SET TASK:
Comb the records below for the string "基层清理" and copy each line where it turns up.

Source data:
------------------------------------------------

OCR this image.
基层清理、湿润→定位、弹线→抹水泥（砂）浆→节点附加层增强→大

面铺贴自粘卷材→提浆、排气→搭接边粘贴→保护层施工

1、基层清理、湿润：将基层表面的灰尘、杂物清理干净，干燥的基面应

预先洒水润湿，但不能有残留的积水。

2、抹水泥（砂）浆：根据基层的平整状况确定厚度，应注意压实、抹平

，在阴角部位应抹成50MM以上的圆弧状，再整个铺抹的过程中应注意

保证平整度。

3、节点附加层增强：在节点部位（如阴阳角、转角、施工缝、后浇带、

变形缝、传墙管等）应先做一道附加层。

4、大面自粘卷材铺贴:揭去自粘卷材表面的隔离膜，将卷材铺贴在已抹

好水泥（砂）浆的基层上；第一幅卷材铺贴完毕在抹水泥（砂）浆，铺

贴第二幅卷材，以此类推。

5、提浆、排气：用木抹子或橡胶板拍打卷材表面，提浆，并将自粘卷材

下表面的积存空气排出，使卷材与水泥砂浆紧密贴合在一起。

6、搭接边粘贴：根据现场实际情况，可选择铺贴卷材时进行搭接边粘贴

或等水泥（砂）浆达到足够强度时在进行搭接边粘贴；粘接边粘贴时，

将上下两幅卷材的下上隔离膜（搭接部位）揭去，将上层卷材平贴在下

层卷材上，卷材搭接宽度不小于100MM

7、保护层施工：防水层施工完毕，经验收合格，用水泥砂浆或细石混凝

------------------------------------------------

THE RESULT:
基层清理、湿润→定位、弹线→抹水泥（砂）浆→节点附加层增强→大
1、基层清理、湿润：将基层表面的灰尘、杂物清理干净，干燥的基面应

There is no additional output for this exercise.